** Start Available records **

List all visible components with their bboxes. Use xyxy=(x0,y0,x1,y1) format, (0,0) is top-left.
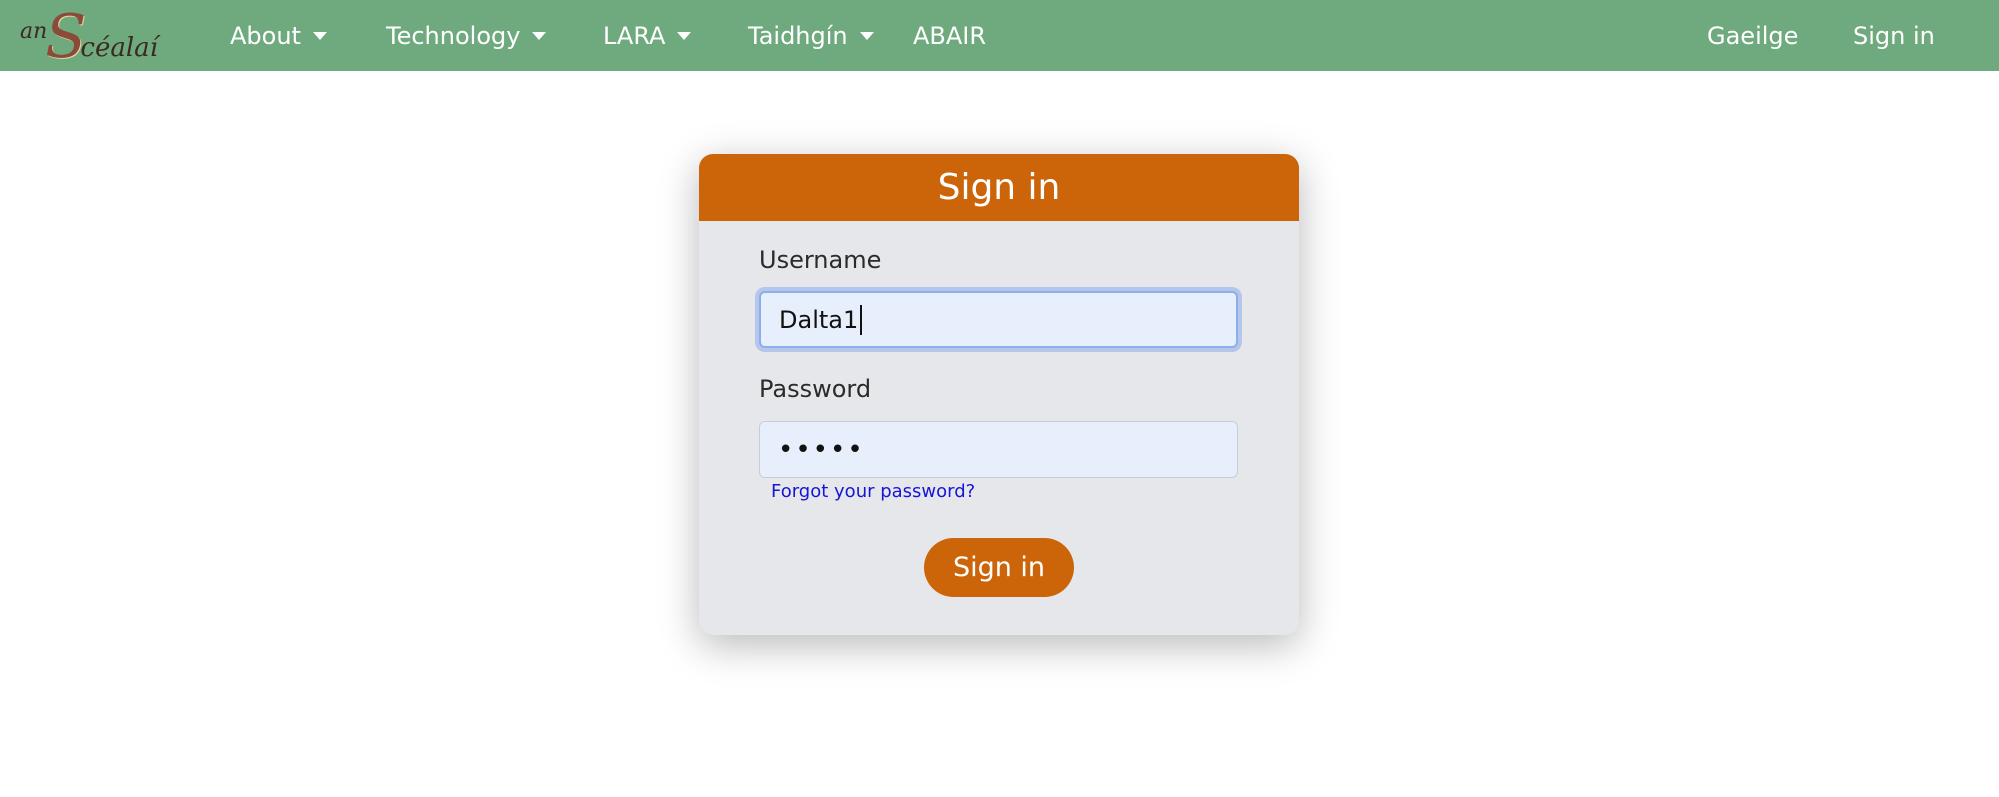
password-masked-value: ••••• xyxy=(778,434,865,465)
nav-lara-label: LARA xyxy=(603,21,666,50)
logo-rest: céalaí xyxy=(80,33,158,63)
text-cursor xyxy=(860,304,863,335)
nav-lara-dropdown[interactable]: LARA xyxy=(603,0,692,71)
signin-submit-button[interactable]: Sign in xyxy=(924,538,1074,597)
password-input[interactable]: ••••• xyxy=(759,421,1238,478)
nav-abair-link[interactable]: ABAIR xyxy=(913,0,986,71)
caret-down-icon xyxy=(312,31,327,40)
caret-down-icon xyxy=(532,31,547,40)
nav-taidhgin-dropdown[interactable]: Taidhgín xyxy=(748,0,874,71)
signin-card-title: Sign in xyxy=(699,154,1299,221)
caret-down-icon xyxy=(859,31,874,40)
nav-signin-label: Sign in xyxy=(1853,21,1935,50)
signin-card: Sign in Username Dalta1 Password ••••• F… xyxy=(699,154,1299,635)
password-label: Password xyxy=(759,375,872,403)
nav-abair-label: ABAIR xyxy=(913,21,987,50)
username-value: Dalta1 xyxy=(779,305,859,334)
username-input[interactable]: Dalta1 xyxy=(759,291,1238,348)
nav-about-label: About xyxy=(230,21,301,50)
nav-about-dropdown[interactable]: About xyxy=(230,0,327,71)
logo-prefix: an xyxy=(20,19,48,44)
nav-signin-link[interactable]: Sign in xyxy=(1853,0,1935,71)
forgot-password-link[interactable]: Forgot your password? xyxy=(771,481,975,502)
nav-technology-dropdown[interactable]: Technology xyxy=(386,0,547,71)
username-label: Username xyxy=(759,246,882,274)
nav-technology-label: Technology xyxy=(386,21,521,50)
top-navbar: an S céalaí About Technology LARA Taidhg… xyxy=(0,0,1999,71)
language-toggle-link[interactable]: Gaeilge xyxy=(1707,0,1798,71)
caret-down-icon xyxy=(677,31,692,40)
nav-taidhgin-label: Taidhgín xyxy=(748,21,848,50)
language-toggle-label: Gaeilge xyxy=(1707,21,1799,50)
an-scealai-logo[interactable]: an S céalaí xyxy=(20,5,170,67)
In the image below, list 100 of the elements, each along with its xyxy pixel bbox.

** End Available records **

**Exercise prompt:** Write out the lines from the one containing "password-masked-value: ••••• xyxy=(778,434,865,465)" through the one containing "nav-signin-label: Sign in", both included, with no changes.

**Response below:**
password-masked-value: ••••• xyxy=(778,434,865,465)
nav-lara-label: LARA xyxy=(603,21,666,50)
logo-rest: céalaí xyxy=(80,33,158,63)
text-cursor xyxy=(860,304,863,335)
nav-lara-dropdown[interactable]: LARA xyxy=(603,0,692,71)
signin-submit-button[interactable]: Sign in xyxy=(924,538,1074,597)
password-input[interactable]: ••••• xyxy=(759,421,1238,478)
nav-abair-link[interactable]: ABAIR xyxy=(913,0,986,71)
caret-down-icon xyxy=(312,31,327,40)
caret-down-icon xyxy=(532,31,547,40)
nav-taidhgin-dropdown[interactable]: Taidhgín xyxy=(748,0,874,71)
signin-card-title: Sign in xyxy=(699,154,1299,221)
caret-down-icon xyxy=(859,31,874,40)
nav-signin-label: Sign in xyxy=(1853,21,1935,50)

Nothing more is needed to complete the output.